*Aim*
From the records below, copy every line that contains the word "marker".

*Exercise data*
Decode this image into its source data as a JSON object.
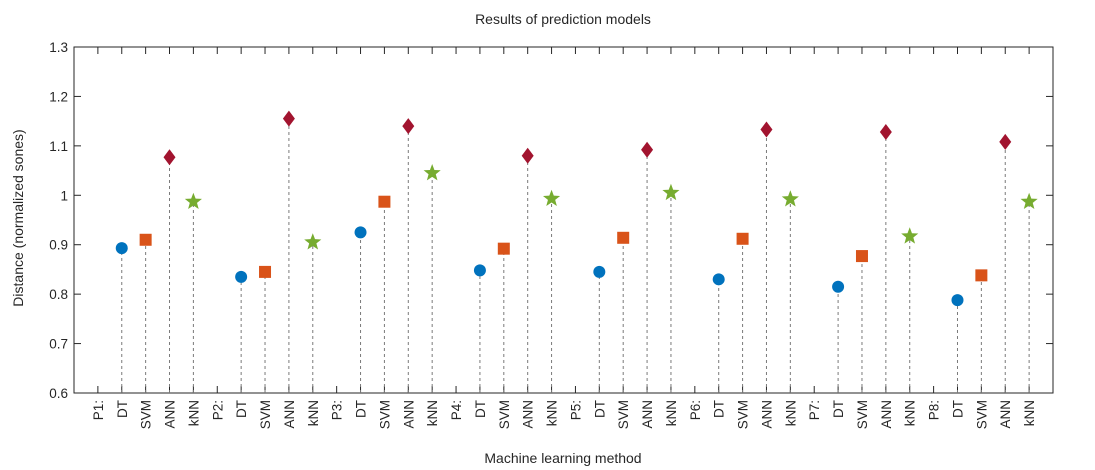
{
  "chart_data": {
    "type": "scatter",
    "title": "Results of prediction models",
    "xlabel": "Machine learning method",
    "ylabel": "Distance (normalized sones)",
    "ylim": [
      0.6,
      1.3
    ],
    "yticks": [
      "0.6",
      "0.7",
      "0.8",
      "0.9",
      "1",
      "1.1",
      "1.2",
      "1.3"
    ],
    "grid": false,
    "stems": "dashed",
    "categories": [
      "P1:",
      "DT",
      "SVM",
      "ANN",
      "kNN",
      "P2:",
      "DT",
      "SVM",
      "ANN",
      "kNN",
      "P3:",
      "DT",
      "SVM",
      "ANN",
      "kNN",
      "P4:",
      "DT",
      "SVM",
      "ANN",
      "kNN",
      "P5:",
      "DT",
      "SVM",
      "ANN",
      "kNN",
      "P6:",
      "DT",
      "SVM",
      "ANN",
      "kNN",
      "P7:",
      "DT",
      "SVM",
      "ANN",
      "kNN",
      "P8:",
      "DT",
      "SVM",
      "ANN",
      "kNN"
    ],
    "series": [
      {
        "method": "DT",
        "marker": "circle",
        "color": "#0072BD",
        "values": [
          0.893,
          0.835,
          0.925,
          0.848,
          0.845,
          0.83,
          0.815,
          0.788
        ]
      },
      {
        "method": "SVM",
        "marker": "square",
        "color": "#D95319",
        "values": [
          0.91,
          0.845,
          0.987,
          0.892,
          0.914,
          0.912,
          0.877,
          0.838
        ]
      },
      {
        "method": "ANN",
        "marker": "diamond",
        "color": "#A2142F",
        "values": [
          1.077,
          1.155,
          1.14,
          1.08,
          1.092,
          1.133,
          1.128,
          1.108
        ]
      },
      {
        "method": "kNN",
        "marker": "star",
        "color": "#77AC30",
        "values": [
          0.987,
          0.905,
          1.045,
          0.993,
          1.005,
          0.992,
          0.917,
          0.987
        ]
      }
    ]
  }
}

* * *

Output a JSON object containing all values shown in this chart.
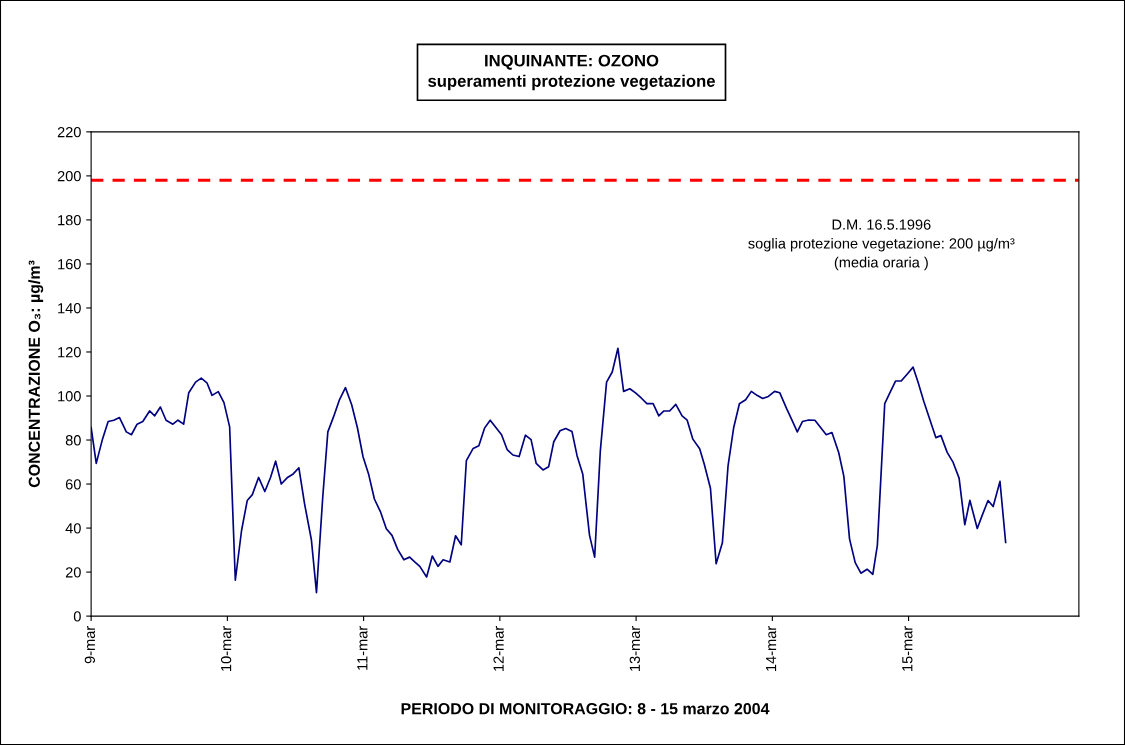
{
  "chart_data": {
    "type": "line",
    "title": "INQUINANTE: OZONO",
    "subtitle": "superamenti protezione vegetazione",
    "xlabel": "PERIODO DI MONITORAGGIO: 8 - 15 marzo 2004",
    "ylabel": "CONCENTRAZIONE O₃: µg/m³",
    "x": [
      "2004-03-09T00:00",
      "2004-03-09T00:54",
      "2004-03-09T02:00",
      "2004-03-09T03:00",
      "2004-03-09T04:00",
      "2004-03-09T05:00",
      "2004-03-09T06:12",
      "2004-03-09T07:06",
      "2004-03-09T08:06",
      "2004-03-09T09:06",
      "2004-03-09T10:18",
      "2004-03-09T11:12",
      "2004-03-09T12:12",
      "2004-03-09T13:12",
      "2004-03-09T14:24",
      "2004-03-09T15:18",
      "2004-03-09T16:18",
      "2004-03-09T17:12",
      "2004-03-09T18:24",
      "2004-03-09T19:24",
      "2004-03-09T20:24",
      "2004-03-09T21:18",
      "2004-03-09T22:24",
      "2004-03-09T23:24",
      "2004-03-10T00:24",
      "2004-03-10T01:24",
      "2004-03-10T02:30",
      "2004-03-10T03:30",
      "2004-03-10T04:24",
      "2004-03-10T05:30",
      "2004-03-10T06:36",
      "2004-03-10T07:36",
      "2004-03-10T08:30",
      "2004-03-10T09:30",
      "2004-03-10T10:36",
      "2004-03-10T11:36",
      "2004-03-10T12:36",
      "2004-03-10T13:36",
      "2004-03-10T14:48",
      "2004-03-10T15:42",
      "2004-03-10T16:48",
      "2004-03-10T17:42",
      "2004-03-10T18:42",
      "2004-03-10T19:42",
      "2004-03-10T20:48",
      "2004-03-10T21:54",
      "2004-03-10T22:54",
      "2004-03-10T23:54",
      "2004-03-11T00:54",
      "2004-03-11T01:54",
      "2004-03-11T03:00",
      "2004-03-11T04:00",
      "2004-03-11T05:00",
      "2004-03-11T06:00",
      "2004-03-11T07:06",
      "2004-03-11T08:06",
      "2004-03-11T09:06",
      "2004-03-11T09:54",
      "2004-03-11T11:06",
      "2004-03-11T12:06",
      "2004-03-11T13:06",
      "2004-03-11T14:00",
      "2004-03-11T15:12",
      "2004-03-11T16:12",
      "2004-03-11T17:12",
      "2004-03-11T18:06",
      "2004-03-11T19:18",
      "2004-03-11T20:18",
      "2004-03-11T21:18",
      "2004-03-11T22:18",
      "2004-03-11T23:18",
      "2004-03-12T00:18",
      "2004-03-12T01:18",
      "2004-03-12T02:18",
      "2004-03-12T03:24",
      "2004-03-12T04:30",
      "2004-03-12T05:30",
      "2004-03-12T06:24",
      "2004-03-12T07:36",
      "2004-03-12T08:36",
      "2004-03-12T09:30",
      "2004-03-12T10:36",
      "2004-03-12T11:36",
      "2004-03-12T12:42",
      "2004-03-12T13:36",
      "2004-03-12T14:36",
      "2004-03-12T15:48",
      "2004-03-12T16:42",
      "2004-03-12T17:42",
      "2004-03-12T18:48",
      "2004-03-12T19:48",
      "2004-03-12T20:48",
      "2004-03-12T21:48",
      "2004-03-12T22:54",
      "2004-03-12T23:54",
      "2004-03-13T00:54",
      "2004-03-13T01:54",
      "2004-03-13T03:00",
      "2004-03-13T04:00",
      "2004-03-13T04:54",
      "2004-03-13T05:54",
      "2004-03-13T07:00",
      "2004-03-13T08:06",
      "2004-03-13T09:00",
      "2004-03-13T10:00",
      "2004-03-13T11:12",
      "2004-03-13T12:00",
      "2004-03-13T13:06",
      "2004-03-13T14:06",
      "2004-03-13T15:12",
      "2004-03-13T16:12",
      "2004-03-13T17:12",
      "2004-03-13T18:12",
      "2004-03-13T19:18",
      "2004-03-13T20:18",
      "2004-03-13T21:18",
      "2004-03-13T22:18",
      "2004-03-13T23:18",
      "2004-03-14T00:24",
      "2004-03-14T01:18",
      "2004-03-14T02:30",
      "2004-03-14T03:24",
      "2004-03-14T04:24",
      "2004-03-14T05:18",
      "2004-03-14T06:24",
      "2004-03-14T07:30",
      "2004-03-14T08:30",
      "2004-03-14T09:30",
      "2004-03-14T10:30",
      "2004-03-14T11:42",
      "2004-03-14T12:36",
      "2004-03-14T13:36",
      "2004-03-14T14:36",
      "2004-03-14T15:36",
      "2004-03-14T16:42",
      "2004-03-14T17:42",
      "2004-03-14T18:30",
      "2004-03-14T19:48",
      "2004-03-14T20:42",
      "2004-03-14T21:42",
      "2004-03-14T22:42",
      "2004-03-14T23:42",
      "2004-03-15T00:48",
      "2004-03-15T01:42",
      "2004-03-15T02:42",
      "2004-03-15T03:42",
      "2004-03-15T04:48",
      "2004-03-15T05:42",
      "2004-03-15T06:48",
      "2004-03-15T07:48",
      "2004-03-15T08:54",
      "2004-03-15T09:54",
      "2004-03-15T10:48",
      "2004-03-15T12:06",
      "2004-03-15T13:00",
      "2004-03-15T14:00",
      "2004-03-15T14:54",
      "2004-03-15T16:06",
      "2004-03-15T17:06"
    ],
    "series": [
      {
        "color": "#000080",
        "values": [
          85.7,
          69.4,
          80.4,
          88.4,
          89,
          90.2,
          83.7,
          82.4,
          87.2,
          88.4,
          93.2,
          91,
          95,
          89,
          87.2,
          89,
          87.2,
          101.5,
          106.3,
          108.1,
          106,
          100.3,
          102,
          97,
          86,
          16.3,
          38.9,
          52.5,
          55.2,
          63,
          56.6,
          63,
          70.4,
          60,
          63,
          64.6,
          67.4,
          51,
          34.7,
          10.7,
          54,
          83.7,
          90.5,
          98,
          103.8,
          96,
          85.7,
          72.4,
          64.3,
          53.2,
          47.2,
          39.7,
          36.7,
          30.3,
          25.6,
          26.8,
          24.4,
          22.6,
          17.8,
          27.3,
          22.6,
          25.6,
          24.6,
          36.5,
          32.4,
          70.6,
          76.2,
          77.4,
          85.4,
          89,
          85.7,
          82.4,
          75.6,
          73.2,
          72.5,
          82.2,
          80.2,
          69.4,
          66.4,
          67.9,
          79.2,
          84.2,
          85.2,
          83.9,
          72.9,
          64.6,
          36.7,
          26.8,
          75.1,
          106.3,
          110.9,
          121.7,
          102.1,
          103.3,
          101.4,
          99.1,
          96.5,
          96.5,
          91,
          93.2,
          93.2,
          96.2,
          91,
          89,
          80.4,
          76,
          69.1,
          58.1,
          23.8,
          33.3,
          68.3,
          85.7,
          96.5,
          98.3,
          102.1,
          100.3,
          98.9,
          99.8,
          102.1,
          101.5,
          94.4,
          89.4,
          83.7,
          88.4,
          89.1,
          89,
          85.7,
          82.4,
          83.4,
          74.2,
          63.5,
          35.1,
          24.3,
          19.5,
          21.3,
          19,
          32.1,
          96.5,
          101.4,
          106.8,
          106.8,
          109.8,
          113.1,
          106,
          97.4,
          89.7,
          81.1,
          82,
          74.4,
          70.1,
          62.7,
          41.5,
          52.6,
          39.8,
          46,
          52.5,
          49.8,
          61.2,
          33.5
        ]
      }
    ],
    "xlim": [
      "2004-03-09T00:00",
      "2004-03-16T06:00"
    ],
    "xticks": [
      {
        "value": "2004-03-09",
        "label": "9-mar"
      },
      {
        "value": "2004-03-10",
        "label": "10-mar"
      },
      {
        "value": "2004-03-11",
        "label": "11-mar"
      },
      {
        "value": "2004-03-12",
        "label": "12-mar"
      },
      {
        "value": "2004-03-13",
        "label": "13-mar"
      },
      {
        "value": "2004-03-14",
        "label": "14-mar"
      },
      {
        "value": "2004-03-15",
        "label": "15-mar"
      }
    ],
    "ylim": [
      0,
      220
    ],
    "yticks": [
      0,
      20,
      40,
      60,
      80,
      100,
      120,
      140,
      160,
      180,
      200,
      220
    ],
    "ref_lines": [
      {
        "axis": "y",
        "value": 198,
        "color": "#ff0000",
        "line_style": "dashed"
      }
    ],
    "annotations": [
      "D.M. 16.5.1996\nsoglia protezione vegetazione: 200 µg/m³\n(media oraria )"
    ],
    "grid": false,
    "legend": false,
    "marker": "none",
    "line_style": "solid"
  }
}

*Solution for this exercise*
        "marker": "circle",
        "marker": "square",
        "marker": "diamond",
        "marker": "star",
    "marker": "none",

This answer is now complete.